(Stored records)
———

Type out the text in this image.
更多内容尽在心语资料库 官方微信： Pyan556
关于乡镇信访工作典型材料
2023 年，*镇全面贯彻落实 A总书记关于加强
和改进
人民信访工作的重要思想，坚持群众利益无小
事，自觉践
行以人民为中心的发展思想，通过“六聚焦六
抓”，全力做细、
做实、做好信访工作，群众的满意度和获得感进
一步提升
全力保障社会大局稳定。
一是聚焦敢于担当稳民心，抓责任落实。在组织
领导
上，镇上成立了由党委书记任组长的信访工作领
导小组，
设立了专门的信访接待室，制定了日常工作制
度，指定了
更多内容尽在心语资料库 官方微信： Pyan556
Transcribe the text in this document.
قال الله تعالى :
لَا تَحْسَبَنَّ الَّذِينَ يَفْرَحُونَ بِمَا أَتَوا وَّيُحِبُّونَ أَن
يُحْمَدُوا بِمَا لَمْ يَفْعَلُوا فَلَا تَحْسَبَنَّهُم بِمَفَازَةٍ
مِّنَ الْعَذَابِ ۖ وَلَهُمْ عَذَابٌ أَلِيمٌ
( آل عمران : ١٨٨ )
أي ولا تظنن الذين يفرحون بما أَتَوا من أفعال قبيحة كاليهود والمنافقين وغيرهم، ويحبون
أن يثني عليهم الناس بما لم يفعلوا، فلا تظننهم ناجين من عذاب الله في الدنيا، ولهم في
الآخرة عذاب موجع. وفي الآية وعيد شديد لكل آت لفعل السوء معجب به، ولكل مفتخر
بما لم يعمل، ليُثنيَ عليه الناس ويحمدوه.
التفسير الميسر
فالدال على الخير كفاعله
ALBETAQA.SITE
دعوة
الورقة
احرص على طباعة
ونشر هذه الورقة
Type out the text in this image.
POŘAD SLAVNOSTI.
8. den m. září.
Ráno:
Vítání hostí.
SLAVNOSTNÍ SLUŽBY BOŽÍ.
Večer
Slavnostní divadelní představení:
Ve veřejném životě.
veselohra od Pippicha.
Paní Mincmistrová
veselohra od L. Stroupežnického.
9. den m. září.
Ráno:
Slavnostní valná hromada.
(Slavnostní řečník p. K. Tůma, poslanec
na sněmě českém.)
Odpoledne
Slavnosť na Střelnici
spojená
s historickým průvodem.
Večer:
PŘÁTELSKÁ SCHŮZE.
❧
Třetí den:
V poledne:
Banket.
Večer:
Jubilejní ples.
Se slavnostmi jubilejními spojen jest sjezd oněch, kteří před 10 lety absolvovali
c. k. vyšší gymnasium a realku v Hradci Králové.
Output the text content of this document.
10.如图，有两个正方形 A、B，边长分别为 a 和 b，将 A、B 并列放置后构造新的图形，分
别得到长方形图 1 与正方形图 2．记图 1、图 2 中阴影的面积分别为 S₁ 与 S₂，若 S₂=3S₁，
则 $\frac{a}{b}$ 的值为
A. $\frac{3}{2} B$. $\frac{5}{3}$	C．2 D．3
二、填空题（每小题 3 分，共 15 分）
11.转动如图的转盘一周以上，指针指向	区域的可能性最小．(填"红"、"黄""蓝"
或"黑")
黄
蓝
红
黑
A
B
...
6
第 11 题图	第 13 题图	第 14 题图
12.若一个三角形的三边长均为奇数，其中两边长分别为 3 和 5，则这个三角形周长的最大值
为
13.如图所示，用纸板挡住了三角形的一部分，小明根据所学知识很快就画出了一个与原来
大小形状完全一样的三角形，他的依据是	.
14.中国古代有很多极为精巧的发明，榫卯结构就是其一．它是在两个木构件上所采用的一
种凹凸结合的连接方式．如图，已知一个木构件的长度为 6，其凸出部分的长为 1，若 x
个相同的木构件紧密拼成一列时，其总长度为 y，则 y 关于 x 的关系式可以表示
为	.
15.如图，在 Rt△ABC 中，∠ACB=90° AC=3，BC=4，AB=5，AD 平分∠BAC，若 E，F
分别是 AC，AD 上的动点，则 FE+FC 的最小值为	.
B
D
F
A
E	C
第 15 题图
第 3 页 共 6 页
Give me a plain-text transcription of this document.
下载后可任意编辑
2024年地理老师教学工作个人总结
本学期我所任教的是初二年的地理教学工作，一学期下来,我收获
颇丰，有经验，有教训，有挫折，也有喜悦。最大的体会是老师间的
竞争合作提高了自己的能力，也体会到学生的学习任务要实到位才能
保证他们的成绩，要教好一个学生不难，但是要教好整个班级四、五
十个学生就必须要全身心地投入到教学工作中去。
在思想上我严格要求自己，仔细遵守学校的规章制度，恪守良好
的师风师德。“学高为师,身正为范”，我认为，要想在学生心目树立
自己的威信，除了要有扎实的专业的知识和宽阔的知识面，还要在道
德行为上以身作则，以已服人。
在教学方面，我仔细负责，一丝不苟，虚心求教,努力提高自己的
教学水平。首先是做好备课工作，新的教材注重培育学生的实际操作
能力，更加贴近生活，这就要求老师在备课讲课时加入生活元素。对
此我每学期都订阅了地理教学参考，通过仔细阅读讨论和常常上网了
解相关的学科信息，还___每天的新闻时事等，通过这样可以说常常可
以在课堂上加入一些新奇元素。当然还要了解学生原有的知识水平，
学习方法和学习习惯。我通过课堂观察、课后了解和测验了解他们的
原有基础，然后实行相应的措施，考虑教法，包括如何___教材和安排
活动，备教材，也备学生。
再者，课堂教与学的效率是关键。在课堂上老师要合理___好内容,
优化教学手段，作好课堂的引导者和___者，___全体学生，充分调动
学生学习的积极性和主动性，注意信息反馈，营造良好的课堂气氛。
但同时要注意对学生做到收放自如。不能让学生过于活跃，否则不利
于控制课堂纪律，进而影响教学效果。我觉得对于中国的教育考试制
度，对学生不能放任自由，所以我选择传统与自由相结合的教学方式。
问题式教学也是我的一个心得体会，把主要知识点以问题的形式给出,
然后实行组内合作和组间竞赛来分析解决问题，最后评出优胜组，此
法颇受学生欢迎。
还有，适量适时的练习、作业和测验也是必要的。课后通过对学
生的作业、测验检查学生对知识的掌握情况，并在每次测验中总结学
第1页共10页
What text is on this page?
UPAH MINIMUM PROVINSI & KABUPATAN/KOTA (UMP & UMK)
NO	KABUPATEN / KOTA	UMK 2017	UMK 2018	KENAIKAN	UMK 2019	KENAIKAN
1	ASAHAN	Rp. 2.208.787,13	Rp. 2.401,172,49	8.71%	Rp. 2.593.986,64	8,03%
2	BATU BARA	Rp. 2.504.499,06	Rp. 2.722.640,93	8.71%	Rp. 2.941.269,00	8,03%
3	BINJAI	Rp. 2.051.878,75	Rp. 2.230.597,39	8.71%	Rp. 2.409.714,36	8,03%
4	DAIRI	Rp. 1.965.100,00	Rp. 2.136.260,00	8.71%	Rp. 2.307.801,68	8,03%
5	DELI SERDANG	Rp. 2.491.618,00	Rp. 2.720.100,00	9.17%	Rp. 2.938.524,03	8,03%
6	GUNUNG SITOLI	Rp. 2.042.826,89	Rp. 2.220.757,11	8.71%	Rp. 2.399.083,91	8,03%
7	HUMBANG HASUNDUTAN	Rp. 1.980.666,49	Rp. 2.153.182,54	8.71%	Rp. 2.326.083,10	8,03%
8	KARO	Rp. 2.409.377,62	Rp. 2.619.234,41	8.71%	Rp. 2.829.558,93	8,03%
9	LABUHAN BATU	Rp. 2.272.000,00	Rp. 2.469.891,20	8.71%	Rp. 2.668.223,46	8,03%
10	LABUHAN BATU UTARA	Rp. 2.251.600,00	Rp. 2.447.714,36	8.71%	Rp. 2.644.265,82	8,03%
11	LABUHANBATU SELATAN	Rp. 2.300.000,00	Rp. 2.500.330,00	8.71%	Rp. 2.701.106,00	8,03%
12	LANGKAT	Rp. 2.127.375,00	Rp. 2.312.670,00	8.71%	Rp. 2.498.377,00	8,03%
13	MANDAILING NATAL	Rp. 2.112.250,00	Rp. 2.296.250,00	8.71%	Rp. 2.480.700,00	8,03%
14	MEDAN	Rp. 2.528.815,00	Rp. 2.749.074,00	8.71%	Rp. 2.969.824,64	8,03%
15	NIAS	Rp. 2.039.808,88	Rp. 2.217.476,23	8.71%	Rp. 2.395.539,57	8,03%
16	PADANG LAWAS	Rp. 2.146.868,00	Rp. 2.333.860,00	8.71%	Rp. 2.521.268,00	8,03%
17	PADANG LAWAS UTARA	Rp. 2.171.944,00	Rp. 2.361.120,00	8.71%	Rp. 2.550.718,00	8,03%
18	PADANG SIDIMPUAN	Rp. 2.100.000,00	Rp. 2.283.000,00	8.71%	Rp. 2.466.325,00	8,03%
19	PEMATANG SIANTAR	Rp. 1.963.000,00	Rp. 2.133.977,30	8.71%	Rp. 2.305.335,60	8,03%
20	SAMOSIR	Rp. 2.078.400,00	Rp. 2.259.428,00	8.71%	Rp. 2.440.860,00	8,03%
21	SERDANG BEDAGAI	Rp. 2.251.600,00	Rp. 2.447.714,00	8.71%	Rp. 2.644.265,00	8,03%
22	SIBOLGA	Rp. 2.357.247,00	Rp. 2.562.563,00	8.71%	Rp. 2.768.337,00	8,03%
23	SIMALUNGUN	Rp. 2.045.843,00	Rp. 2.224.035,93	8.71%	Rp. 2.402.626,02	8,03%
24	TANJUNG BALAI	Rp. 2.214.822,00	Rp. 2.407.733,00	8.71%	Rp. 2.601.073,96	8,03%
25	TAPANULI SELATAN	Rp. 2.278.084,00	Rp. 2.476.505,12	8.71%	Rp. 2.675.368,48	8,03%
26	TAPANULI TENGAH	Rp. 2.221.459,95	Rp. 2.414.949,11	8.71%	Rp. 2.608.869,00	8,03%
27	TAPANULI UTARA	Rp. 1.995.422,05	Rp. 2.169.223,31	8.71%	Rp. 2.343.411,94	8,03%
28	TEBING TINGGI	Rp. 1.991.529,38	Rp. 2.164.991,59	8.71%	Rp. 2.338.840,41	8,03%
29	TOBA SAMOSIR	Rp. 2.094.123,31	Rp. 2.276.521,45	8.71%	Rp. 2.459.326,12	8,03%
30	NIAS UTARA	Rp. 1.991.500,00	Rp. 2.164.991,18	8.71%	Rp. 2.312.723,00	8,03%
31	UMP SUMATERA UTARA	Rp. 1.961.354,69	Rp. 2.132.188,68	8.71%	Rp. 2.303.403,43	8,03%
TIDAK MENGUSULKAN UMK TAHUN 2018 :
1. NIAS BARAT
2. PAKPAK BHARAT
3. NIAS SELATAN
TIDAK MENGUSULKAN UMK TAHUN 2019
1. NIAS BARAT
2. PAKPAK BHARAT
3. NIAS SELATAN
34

———

Find the lines containing "KOTA" and list every one of them.

UPAH MINIMUM PROVINSI & KABUPATAN/KOTA (UMP & UMK)
NO	KABUPATEN / KOTA	UMK 2017	UMK 2018	KENAIKAN	UMK 2019	KENAIKAN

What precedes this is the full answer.